#### Given task
Continue the forum thread about breaking in a new Spec-V from the point where it stops.

#### Passage
§ §

# New Car What-Nots...??



## Guest (Oct 8, 2002)

Hi, Last night I went and got me a black, very very.."Super Black" Se-R Spec-V...I think it has about 50 miles on it right now...I just want to know what I should do to make sure that it doesn't die on me or something like that...A couple of my friends told (who are mechanics) told me that every 500 miles intil 1500 I should get a oil change. Then I shouldn't step on it intil it has atleast 2000 miles on it...I'm sorta edgy cuz I wana take her out to the track, but I don't wana hurt her...What do you guys think? Is this info correct? anything else I'm forgetting??

Also, Warrenty...What can I do and what can't I do on my spec-v...? exhaust, cai, cat-back, bodykit, etc...is all that OK? and won't void anything?? thanks again.


----------



## cortrim1 (May 1, 2002)

Shevon said:


> *Hi, Last night I went and got me a black, very very.."Super Black" Se-R Spec-V...I think it has about 50 miles on it right now...I just want to know what I should do to make sure that it doesn't die on me or something like that...A couple of my friends told (who are mechanics) told me that every 500 miles intil 1500 I should get a oil change. Then I shouldn't step on it intil it has atleast 2000 miles on it...I'm sorta edgy cuz I wana take her out to the track, but I don't wana hurt her...What do you guys think? Is this info correct? anything else I'm forgetting??
> 
> Also, Warrenty...What can I do and what can't I do on my spec-v...? exhaust, cai, cat-back, bodykit, etc...is all that OK? and won't void anything?? thanks again. *


the break in period is 1500miles and you should not exceed 4000rpm in any gear for that period. Also make sure to check your oil with every tank of gas. I would take it easy on the car until you get at least 4000miles on it.


----------



## Guest (Oct 8, 2002)

§ §

Records from a data collection
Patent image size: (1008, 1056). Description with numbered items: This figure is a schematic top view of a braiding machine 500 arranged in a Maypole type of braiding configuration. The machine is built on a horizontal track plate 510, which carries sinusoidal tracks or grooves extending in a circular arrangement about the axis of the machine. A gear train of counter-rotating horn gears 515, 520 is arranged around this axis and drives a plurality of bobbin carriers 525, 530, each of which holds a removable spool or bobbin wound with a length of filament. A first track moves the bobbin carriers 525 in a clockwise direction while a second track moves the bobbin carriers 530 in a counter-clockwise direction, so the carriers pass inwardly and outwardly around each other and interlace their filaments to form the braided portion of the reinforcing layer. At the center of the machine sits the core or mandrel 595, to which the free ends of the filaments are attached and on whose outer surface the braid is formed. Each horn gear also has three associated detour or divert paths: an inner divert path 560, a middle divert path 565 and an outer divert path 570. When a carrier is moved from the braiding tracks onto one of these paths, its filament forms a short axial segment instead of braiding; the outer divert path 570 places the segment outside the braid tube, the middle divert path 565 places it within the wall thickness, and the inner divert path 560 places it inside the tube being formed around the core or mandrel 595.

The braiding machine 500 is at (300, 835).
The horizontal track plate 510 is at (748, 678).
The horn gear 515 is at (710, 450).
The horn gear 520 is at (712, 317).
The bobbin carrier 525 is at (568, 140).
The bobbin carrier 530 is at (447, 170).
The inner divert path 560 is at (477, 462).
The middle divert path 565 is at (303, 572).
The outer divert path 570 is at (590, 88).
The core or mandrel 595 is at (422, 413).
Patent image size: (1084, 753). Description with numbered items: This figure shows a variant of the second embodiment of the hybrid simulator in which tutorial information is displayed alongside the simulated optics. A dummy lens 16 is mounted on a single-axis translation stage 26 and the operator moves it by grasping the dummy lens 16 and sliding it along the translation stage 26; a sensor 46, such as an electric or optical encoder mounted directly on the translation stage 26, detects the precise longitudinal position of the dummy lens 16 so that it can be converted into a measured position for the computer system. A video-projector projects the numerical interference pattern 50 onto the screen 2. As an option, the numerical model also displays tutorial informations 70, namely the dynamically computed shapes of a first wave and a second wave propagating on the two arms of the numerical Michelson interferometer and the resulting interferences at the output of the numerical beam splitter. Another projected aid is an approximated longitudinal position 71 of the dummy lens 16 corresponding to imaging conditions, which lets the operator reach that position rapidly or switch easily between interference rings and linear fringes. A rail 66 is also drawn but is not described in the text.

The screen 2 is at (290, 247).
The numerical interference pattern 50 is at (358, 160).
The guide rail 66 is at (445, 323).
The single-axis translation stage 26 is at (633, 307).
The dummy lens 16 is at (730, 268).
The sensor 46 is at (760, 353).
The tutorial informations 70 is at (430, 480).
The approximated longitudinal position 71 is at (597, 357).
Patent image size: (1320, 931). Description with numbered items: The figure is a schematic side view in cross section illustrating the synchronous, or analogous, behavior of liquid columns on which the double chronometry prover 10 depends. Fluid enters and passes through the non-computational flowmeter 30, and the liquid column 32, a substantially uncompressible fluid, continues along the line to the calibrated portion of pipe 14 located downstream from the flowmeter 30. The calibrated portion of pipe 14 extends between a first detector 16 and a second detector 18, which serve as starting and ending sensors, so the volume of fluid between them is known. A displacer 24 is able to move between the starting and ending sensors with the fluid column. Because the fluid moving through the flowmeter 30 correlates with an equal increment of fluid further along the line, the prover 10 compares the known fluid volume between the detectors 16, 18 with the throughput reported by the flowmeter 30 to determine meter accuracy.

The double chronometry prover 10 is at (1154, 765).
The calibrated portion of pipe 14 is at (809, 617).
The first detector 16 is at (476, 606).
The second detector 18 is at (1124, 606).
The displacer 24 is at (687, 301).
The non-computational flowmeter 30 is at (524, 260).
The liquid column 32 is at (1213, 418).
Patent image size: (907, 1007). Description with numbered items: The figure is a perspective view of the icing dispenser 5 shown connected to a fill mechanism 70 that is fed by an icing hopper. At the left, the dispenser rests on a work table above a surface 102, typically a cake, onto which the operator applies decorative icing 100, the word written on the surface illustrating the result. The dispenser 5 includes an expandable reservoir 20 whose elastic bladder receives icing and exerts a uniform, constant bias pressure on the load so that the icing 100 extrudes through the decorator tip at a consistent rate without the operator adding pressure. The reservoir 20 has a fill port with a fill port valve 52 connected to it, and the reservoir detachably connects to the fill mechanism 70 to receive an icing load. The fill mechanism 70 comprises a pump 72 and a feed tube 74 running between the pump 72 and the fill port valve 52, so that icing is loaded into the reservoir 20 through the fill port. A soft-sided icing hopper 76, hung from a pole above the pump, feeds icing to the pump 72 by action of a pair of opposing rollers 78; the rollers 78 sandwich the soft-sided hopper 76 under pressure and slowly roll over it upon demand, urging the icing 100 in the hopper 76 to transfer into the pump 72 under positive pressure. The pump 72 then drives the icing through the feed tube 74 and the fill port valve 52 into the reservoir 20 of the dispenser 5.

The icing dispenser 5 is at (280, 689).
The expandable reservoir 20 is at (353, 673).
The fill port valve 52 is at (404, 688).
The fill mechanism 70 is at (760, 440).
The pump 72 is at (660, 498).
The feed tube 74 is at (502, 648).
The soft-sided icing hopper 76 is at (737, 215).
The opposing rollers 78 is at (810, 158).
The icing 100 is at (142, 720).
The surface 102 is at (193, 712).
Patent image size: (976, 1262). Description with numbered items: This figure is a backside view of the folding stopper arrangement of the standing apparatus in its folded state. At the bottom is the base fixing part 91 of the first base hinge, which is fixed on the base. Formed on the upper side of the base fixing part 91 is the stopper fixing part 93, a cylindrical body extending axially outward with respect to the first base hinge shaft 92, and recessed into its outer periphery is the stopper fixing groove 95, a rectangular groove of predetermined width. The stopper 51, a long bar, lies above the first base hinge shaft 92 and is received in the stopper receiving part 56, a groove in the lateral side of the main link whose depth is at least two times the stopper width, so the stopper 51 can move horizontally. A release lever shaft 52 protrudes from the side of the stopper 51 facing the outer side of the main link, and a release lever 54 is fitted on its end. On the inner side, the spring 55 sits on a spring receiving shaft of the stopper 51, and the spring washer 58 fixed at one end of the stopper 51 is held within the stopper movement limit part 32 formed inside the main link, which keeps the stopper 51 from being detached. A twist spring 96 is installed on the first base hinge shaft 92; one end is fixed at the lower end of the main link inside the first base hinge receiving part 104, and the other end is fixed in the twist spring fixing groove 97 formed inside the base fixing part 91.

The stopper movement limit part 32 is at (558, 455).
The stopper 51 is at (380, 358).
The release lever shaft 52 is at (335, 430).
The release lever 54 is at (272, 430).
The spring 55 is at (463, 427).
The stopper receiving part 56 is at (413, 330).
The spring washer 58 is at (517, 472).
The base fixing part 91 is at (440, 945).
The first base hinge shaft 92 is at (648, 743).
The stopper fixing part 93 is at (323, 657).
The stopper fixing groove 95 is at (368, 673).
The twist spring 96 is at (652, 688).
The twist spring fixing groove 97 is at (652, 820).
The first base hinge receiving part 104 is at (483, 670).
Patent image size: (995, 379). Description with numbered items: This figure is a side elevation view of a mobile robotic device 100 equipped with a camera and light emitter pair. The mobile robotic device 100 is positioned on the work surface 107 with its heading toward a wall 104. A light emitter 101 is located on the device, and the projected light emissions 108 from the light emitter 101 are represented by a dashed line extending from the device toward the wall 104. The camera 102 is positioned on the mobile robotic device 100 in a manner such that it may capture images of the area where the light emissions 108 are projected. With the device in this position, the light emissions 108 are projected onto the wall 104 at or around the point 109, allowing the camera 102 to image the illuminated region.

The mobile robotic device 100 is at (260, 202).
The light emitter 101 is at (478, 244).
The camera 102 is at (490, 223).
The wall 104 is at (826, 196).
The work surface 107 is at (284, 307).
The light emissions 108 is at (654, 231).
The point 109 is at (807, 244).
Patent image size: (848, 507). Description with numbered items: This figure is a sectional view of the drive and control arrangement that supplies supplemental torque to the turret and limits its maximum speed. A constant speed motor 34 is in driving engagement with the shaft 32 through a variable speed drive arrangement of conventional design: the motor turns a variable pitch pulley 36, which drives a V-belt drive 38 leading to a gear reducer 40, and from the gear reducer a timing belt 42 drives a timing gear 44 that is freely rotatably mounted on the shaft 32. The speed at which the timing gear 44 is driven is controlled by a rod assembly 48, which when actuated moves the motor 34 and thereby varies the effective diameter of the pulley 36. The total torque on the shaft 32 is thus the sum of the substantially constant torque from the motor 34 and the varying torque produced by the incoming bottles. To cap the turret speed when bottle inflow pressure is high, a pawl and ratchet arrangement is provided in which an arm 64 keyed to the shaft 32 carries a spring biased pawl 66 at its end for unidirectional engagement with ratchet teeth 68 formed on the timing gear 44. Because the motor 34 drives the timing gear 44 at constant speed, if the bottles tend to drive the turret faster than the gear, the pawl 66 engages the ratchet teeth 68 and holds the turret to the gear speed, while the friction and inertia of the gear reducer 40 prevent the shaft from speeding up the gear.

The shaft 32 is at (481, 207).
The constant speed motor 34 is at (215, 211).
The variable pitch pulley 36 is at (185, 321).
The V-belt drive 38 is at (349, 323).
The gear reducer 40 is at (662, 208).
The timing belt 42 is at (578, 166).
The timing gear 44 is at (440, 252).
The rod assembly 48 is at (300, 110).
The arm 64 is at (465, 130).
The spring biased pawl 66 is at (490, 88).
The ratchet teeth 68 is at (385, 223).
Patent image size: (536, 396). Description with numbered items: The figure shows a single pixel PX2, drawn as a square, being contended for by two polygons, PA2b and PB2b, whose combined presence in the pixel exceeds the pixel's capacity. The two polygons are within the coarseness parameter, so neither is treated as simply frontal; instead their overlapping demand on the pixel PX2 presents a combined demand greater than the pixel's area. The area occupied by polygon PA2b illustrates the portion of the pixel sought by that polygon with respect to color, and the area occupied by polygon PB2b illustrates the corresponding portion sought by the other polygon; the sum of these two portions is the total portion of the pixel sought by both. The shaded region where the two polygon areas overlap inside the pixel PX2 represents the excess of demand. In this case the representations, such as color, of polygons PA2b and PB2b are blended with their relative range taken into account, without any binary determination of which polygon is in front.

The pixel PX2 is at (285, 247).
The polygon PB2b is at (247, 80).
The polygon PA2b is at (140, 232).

§ §

#### Answer to the exercise
Shevon said:


> *
> 
> Also, Warrenty...What can I do and what can't I do on my spec-v...? exhaust, cai, cat-back, bodykit, etc...is all that OK? and won't void anything?? thanks again. *


i asked about moding my car and if it would still have warranty, and they sed, you can't touch anything or else it's off...but das a go ahead 4 me!!


----------



## Guest (Oct 10, 2002)

4000miles?!?!  jesus! Thats wayyyyyy toooo long....I sometimes by accident hit it over 4krpm, but not really...the clutch is weird, but i'll get used to it...why 4000miles??? and why check oil every gastank?...sigh....a lot of people told me 500...w/e I'll stick to what you guys are saying...I don't wana give back my car just because I did not want to wait...


----------



## dowroa (Oct 6, 2002)

*my two cents*

Yes, 

1500 miles is the general break in period for a car. If you do a search on this forum for 'break in', but will explain it better than I can. However, here is a brief explaination as I have been reading about his for a lil' over a year now.

Break in period is generally the time where the piston rings and most movable parts inside the engine will develop goves in the metal and properly seat themeselves. It is recommened ( depending on if the maf. already does a prebreak in of the engine ) that you generally vary your RPM in this period, and do not exceed a certain set rpm ( 4000 rpm in this case and to avoid overheating - quick thermal expansion - and to make sure that everything seats correctly). Mineral oil, not synthetic, is generally advised and filled on the first 1.5k miles in order to help with the break in and general wear of the engine (as it promotes wear).. 

There is a really go thread in the B13 (i think) forum about oils and the different dynamics about Synth oil and Mineral oil. This might help to explain why one is used over the other in break in. 

No matter what you choose, 1.5k is not that long when you are considering you can easily get 200k+ on your car if you break the engine in correctly. I would rather take a lil' time now than a lot later in piston ring replacement and cylinder over bore.

If you want to drive like a bat outta hell to being with, get a used car past 10k. Good luck, and I will see if i can find that oil link for you, if you are interested. 

Gotta head with the wife. Will post more later if needed. Feel free to PM me, and maybe I can send you some links that are more factual based rather than the rantings of one individual.


----------



## Mr SEntra (Oct 7, 2002)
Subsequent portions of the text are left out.